LIST OF TASKS
a) In the GTO turn signal thread, rewrite the paragraph beginning "Almost completed re-install" as a short bulleted list that keeps its main facts.
b) From the GTO turn signal thread, quote the stretch from "# 1967 GTO - Turn" through "column in place?" word for word.

PAGE TEXT

# 1967 GTO - Turn Signal Switch Bolts



## Beefcake77 (Sep 8, 2013)

Hi, 

Can someone please tell me the name of these 3 bolts (pic attached, see where screwdriver is pointing) that screw into the turn signal switch on my 1967 GTO steering column? The 3 were originally inserted through a spring and then the bolt + spring were inserted into the 3 holes on the turn signal which screwed into a bracket behind it. It looks like they were used to hold the top part / head of the column in place? 

Thanks


----------



## Matthew (Feb 11, 2011)

Well, they are just called screws. OK, so taking apart or reassembling the 1967-68 standard steering column... realize that turn signal switch, attached bearing assembly, cover and plate are all attached together. They “cam lock” into the steering column jacket and all come off together as a single unit. If you have already disassembled the it, no problem - put it back together before reassembly. Back to your question... not sure if they have a identifying name. Matt


----------



## Goat Roper (Oct 28, 2014)

They are called directional signal switch mounting screws in the shop manual generic name is shoulder screws.
I have no idea where you could get them maybe McMaster-Carr?


----------



## Matthew (Feb 11, 2011)

If you are after the "Directional Signal Switch Mounting Screws," or DS2MS as they shall be known from this point forward, I would recommend your closest salvage yard. Matt


----------



## Beefcake77 (Sep 8, 2013)

OK and thanks for the replies, yes it seems a junkyard is my best bet.


----------



## jjmnav (Dec 6, 2016)

I finally found the culprit that has been haunting me with Brake and Turn Signal problems. It was the Turn Signal Switch. With a new switch installed ALL the lights work properly. This document describes disassembly to replace the Turn Signal Switch for Saginaw 1st generation steering column (1967 & 1968): jimshea.corvettefaq.com/.../2009/01/67-68afstdcolumndr1rev17ja2009.doc
Almost completed re-install but currently CANNOT get the signal switch assembly to latch onto the column jacket (a cam lock latching). It was extremely difficult to unlatch and thinking I will need to shave the tabs on the Lock Plate slightly. Many attempts to push and turn results in no turning (while the 3 screws are barely in place). Any suggestions on problem solving a Saginaw Cam Lock? Tricks to get it locked in place?


----------

SUPPLIED INFORMATION

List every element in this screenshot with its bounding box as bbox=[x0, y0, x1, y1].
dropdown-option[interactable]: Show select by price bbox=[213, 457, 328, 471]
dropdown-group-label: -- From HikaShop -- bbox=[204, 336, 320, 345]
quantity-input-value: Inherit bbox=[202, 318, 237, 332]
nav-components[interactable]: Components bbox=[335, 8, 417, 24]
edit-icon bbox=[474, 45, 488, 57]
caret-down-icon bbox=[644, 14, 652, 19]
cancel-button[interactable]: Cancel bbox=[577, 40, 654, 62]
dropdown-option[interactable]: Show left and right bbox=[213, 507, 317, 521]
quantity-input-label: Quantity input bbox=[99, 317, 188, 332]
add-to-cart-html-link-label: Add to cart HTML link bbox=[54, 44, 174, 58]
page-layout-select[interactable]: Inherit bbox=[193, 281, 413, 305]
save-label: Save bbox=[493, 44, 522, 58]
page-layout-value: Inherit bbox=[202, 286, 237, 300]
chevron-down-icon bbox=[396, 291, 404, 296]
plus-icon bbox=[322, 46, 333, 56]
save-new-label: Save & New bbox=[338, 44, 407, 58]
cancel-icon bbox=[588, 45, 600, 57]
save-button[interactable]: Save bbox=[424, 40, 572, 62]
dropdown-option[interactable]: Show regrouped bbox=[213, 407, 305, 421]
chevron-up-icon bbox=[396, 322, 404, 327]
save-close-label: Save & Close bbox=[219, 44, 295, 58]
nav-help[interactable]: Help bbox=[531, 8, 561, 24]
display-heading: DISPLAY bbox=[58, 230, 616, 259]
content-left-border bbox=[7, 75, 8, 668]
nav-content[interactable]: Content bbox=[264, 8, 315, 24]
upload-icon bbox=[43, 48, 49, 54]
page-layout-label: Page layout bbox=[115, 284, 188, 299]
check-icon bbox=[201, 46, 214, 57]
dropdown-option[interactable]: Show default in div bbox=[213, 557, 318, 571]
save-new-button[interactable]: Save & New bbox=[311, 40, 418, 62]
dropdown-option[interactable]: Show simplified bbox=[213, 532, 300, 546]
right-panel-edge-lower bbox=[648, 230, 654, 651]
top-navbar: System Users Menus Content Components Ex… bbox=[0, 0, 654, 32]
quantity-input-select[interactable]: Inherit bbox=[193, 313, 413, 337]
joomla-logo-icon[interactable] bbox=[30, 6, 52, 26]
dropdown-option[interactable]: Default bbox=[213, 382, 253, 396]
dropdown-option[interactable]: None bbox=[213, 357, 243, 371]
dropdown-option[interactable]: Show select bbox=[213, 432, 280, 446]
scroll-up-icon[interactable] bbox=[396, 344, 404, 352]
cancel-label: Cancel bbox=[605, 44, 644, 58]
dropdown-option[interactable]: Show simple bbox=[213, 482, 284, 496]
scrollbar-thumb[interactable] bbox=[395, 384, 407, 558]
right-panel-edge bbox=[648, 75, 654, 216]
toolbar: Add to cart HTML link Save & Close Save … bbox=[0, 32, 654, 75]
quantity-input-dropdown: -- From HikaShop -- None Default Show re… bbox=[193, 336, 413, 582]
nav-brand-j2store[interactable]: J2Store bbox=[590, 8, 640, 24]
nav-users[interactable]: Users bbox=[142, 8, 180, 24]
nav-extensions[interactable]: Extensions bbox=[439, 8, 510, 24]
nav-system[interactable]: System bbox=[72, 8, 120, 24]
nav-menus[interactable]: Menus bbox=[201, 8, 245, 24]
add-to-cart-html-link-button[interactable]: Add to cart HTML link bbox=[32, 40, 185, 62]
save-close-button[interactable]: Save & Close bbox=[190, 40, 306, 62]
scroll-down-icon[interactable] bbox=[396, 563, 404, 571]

RESPONSES PER TASK
a)
- The re-install is almost complete, but the signal switch assembly cannot be made to latch onto the column jacket (a cam lock latching).
- Unlatching it was extremely difficult, and the poster thinks the tabs on the Lock Plate may need to be shaved slightly.
- Many attempts to push and turn produce no turning, with the 3 screws barely in place.
- The poster asks for suggestions or tricks for getting a Saginaw cam lock locked in place.

b)
# 1967 GTO - Turn Signal Switch Bolts



## Beefcake77 (Sep 8, 2013)

Hi, 

Can someone please tell me the name of these 3 bolts (pic attached, see where screwdriver is pointing) that screw into the turn signal switch on my 1967 GTO steering column? The 3 were originally inserted through a spring and then the bolt + spring were inserted into the 3 holes on the turn signal which screwed into a bracket behind it. It looks like they were used to hold the top part / head of the column in place?